-- Begin DATA PROVIDED --

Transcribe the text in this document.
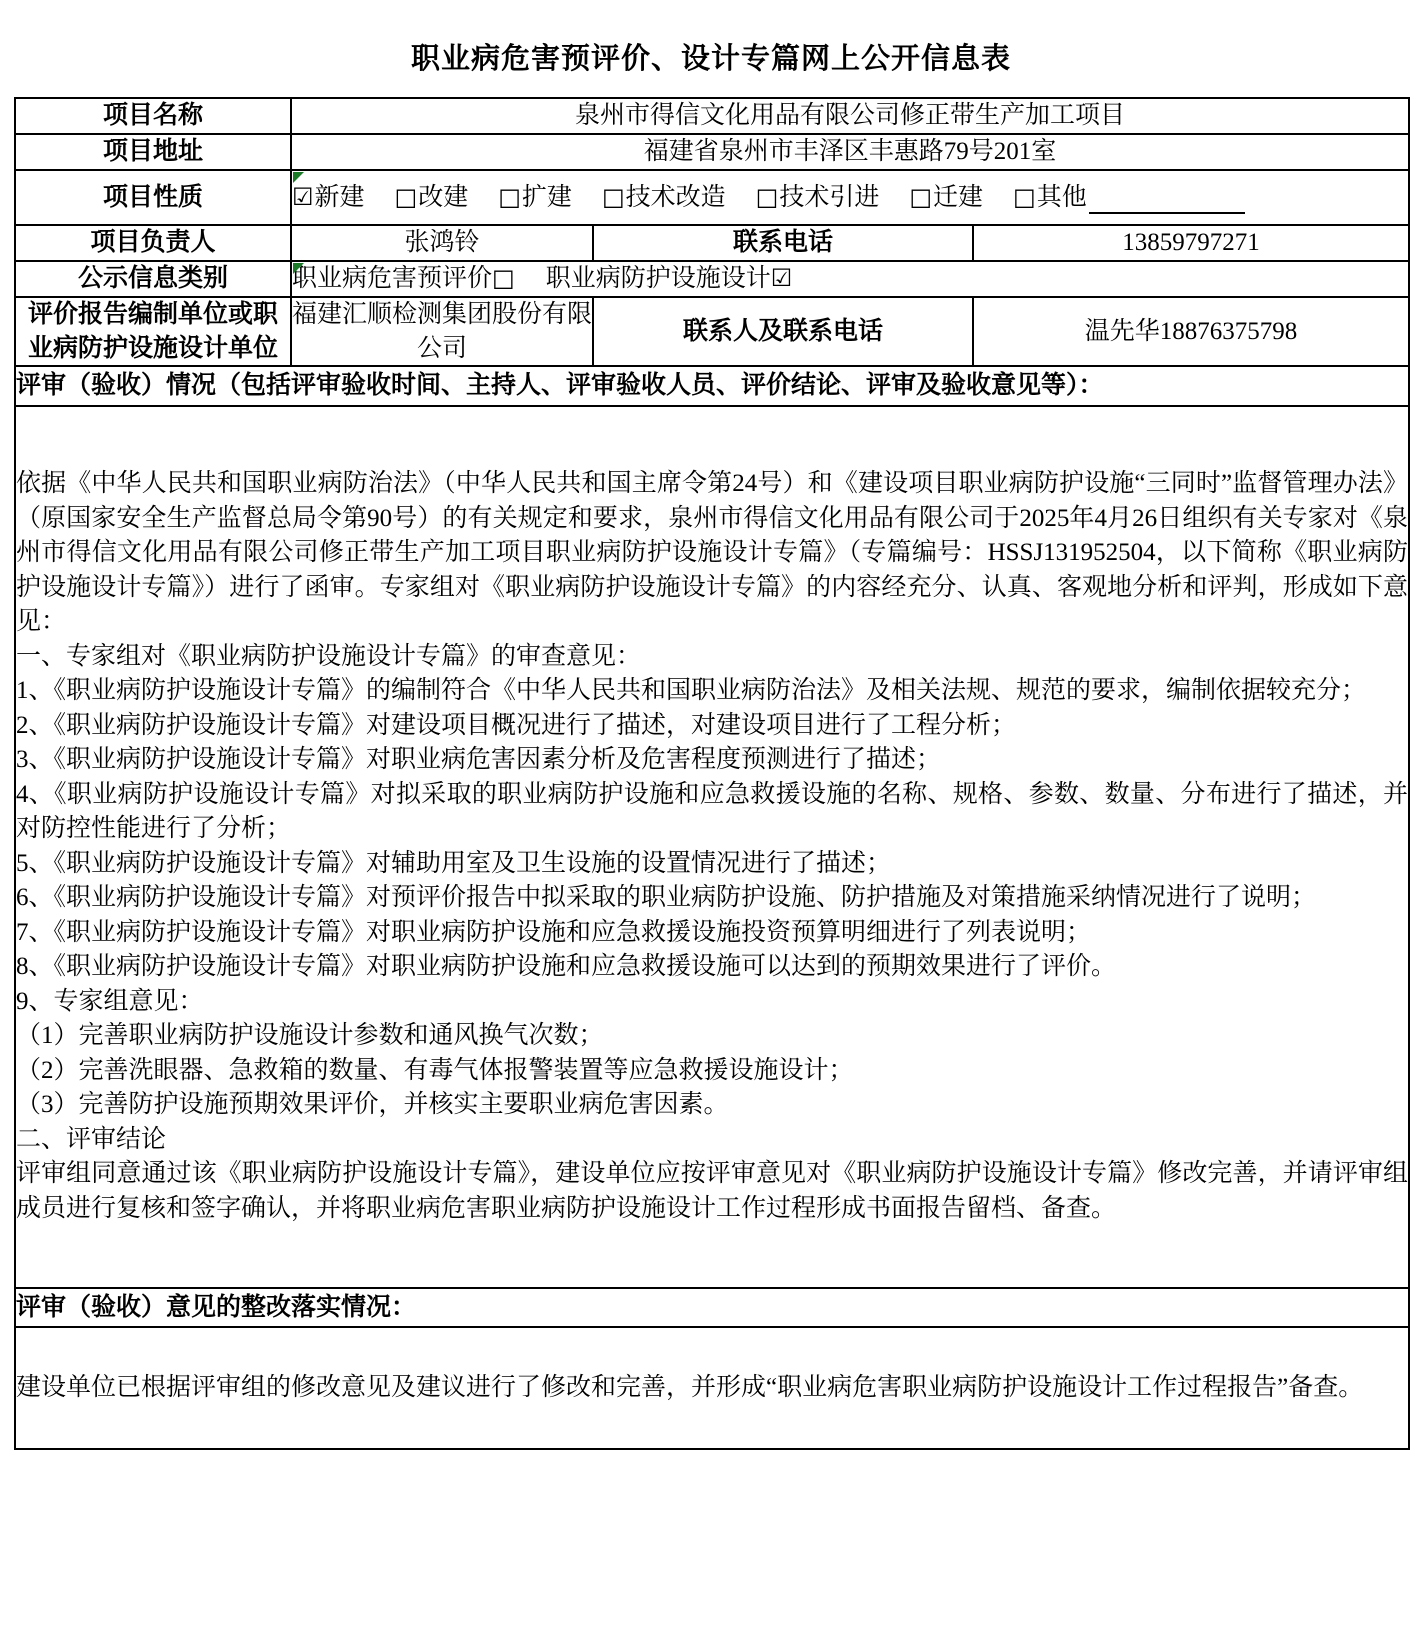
职业病危害预评价、设计专篇网上公开信息表
项目名称	泉州市得信文化用品有限公司修正带生产加工项目		
项目地址	福建省泉州市丰泽区丰惠路79号201室		
项目性质	☑新建 □改建 □扩建 □技术改造 □技术引进 □迁建 □其他

项目负责人	张鸿铃	联系电话	13859797271
公示信息类别	职业病危害预评价□ 职业病防护设施设计☑		

评价报告编制单位或职业病防护设施设计单位	福建汇顺检测集团股份有限公司	联系人及联系电话	温先华18876375798
评审（验收）情况（包括评审验收时间、主持人、评审验收人员、评价结论、评审及验收意见等）：			

依据《中华人民共和国职业病防治法》（中华人民共和国主席令第24号）和《建设项目职业病防护设施“三同时”监督管理办法》（原国家安全生产监督总局令第90号）的有关规定和要求，泉州市得信文化用品有限公司于2025年4月26日组织有关专家对《泉州市得信文化用品有限公司修正带生产加工项目职业病防护设施设计专篇》（专篇编号：HSSJ131952504，以下简称《职业病防护设施设计专篇》）进行了函审。专家组对《职业病防护设施设计专篇》的内容经充分、认真、客观地分析和评判，形成如下意见：

一、专家组对《职业病防护设施设计专篇》的审查意见：

1、《职业病防护设施设计专篇》的编制符合《中华人民共和国职业病防治法》及相关法规、规范的要求，编制依据较充分；

2、《职业病防护设施设计专篇》对建设项目概况进行了描述，对建设项目进行了工程分析；

3、《职业病防护设施设计专篇》对职业病危害因素分析及危害程度预测进行了描述；

4、《职业病防护设施设计专篇》对拟采取的职业病防护设施和应急救援设施的名称、规格、参数、数量、分布进行了描述，并对防控性能进行了分析；

5、《职业病防护设施设计专篇》对辅助用室及卫生设施的设置情况进行了描述；

6、《职业病防护设施设计专篇》对预评价报告中拟采取的职业病防护设施、防护措施及对策措施采纳情况进行了说明；

7、《职业病防护设施设计专篇》对职业病防护设施和应急救援设施投资预算明细进行了列表说明；

8、《职业病防护设施设计专篇》对职业病防护设施和应急救援设施可以达到的预期效果进行了评价。

9、专家组意见：

（1）完善职业病防护设施设计参数和通风换气次数；

（2）完善洗眼器、急救箱的数量、有毒气体报警装置等应急救援设施设计；

（3）完善防护设施预期效果评价，并核实主要职业病危害因素。

二、评审结论

评审组同意通过该《职业病防护设施设计专篇》，建设单位应按评审意见对《职业病防护设施设计专篇》修改完善，并请评审组成员进行复核和签字确认，并将职业病危害职业病防护设施设计工作过程形成书面报告留档、备查。

评审（验收）意见的整改落实情况：			

建设单位已根据评审组的修改意见及建议进行了修改和完善，并形成“职业病危害职业病防护设施设计工作过程报告”备查。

-- End DATA PROVIDED --

**PROMPT:**
Give the data again exactly as written, with all pictures left out.

**EXERCISE ANSWER:**
Transcribe the text in this document.
职业病危害预评价、设计专篇网上公开信息表
项目名称	泉州市得信文化用品有限公司修正带生产加工项目		
项目地址	福建省泉州市丰泽区丰惠路79号201室		
项目性质	☑新建 □改建 □扩建 □技术改造 □技术引进 □迁建 □其他

项目负责人	张鸿铃	联系电话	13859797271
公示信息类别	职业病危害预评价□ 职业病防护设施设计☑		

评价报告编制单位或职业病防护设施设计单位	福建汇顺检测集团股份有限公司	联系人及联系电话	温先华18876375798
评审（验收）情况（包括评审验收时间、主持人、评审验收人员、评价结论、评审及验收意见等）：			

依据《中华人民共和国职业病防治法》（中华人民共和国主席令第24号）和《建设项目职业病防护设施“三同时”监督管理办法》（原国家安全生产监督总局令第90号）的有关规定和要求，泉州市得信文化用品有限公司于2025年4月26日组织有关专家对《泉州市得信文化用品有限公司修正带生产加工项目职业病防护设施设计专篇》（专篇编号：HSSJ131952504，以下简称《职业病防护设施设计专篇》）进行了函审。专家组对《职业病防护设施设计专篇》的内容经充分、认真、客观地分析和评判，形成如下意见：

一、专家组对《职业病防护设施设计专篇》的审查意见：

1、《职业病防护设施设计专篇》的编制符合《中华人民共和国职业病防治法》及相关法规、规范的要求，编制依据较充分；

2、《职业病防护设施设计专篇》对建设项目概况进行了描述，对建设项目进行了工程分析；

3、《职业病防护设施设计专篇》对职业病危害因素分析及危害程度预测进行了描述；

4、《职业病防护设施设计专篇》对拟采取的职业病防护设施和应急救援设施的名称、规格、参数、数量、分布进行了描述，并对防控性能进行了分析；

5、《职业病防护设施设计专篇》对辅助用室及卫生设施的设置情况进行了描述；

6、《职业病防护设施设计专篇》对预评价报告中拟采取的职业病防护设施、防护措施及对策措施采纳情况进行了说明；

7、《职业病防护设施设计专篇》对职业病防护设施和应急救援设施投资预算明细进行了列表说明；

8、《职业病防护设施设计专篇》对职业病防护设施和应急救援设施可以达到的预期效果进行了评价。

9、专家组意见：

（1）完善职业病防护设施设计参数和通风换气次数；

（2）完善洗眼器、急救箱的数量、有毒气体报警装置等应急救援设施设计；

（3）完善防护设施预期效果评价，并核实主要职业病危害因素。

二、评审结论

评审组同意通过该《职业病防护设施设计专篇》，建设单位应按评审意见对《职业病防护设施设计专篇》修改完善，并请评审组成员进行复核和签字确认，并将职业病危害职业病防护设施设计工作过程形成书面报告留档、备查。

评审（验收）意见的整改落实情况：			

建设单位已根据评审组的修改意见及建议进行了修改和完善，并形成“职业病危害职业病防护设施设计工作过程报告”备查。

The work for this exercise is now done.